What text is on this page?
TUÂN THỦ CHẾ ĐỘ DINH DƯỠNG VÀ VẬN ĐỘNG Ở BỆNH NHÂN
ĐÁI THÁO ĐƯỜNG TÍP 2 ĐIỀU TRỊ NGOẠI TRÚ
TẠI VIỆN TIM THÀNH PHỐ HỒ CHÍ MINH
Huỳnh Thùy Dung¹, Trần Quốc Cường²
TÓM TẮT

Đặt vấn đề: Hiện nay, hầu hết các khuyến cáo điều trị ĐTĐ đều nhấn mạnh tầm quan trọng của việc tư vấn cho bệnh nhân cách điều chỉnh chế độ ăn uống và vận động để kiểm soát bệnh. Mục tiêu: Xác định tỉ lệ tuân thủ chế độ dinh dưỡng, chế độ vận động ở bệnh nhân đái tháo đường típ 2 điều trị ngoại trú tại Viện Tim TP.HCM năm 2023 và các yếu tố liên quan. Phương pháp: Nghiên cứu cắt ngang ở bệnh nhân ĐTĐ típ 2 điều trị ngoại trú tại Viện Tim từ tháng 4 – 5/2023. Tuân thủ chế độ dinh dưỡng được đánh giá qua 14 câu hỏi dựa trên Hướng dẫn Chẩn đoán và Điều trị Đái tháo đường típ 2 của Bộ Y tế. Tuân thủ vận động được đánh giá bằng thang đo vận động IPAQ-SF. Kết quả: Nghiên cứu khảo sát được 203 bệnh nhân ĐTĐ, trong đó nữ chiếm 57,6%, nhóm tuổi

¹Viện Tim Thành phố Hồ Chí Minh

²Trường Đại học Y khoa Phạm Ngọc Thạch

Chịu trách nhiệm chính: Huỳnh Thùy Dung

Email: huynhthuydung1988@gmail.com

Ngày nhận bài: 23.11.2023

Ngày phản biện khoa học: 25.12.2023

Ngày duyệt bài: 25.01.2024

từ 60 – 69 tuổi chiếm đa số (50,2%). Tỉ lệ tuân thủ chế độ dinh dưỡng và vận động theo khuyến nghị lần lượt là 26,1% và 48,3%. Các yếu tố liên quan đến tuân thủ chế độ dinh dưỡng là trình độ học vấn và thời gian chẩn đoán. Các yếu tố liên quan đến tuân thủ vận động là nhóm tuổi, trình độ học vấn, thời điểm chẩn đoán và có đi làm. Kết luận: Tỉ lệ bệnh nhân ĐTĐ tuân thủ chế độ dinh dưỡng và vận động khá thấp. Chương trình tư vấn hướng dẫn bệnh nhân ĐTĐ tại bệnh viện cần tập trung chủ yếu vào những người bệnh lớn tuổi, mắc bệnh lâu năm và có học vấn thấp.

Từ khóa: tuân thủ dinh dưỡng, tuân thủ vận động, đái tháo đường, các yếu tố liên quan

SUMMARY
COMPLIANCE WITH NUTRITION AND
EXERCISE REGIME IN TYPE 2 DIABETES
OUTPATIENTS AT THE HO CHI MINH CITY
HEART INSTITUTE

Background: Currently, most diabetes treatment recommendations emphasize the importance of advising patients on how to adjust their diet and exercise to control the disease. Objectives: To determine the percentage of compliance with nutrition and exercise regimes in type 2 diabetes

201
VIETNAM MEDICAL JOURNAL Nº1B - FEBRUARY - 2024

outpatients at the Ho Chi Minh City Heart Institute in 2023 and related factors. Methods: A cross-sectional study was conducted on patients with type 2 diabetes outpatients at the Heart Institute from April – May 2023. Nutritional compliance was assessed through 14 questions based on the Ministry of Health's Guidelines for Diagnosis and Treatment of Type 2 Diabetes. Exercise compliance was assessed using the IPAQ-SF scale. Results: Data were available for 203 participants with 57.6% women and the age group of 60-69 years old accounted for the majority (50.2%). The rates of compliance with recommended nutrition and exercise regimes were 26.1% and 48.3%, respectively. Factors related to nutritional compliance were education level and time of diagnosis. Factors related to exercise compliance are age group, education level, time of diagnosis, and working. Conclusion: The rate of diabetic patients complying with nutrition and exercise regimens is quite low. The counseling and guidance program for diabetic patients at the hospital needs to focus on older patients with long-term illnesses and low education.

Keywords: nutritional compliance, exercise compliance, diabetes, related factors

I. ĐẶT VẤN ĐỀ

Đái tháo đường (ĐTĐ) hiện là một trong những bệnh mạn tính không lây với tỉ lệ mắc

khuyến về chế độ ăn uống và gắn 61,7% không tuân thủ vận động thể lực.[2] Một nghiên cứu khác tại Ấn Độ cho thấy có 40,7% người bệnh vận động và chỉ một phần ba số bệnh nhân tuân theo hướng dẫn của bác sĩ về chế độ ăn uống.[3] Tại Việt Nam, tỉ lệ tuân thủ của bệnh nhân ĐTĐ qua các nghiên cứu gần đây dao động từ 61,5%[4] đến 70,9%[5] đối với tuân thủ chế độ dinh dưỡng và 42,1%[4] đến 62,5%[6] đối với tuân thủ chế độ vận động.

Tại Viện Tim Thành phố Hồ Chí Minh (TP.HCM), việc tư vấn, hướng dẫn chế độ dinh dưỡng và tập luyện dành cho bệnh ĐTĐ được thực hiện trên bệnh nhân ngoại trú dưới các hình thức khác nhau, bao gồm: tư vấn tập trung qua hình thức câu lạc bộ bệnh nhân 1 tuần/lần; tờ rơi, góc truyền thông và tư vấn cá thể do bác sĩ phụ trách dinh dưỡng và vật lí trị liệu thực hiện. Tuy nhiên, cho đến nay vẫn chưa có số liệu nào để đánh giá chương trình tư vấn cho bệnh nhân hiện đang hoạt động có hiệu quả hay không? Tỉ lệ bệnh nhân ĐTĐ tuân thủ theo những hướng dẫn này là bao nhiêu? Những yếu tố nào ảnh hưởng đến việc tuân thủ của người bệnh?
--
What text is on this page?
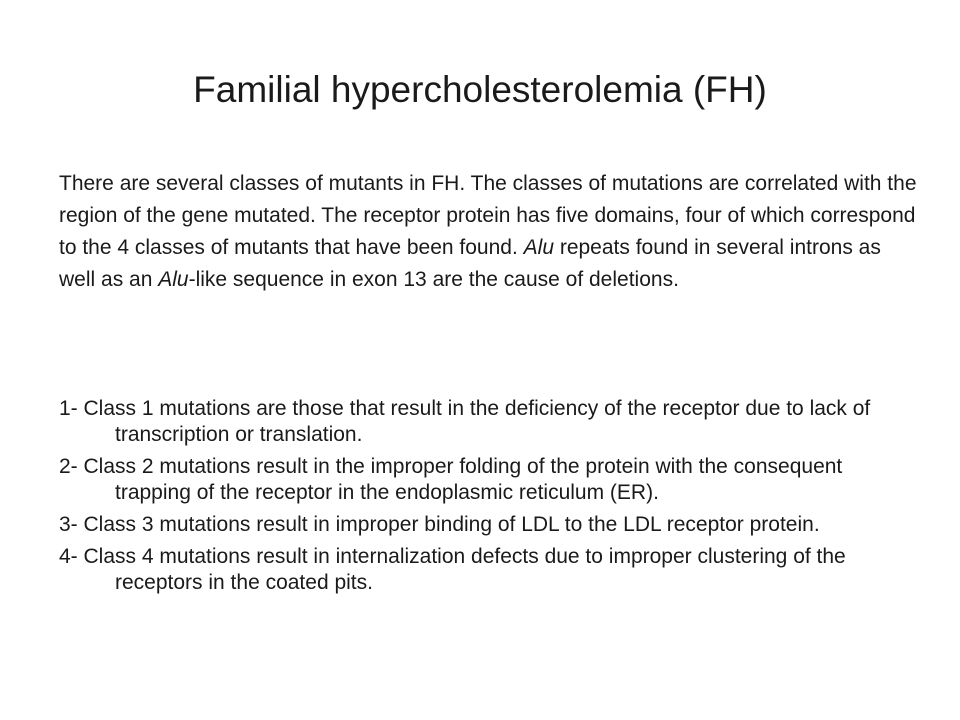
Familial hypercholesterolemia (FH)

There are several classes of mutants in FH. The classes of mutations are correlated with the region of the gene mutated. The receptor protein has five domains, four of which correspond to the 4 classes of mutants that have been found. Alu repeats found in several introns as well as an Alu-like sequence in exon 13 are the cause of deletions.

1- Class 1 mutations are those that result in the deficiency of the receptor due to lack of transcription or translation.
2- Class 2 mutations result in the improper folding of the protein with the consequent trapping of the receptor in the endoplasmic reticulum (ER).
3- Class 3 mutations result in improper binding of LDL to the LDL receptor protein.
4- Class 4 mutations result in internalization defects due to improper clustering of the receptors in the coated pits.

* _Exercise aim_:
For each line of the material that includes the word "Thùy", make a copy.

* _Reply_:
Huỳnh Thùy Dung¹, Trần Quốc Cường²
Chịu trách nhiệm chính: Huỳnh Thùy Dung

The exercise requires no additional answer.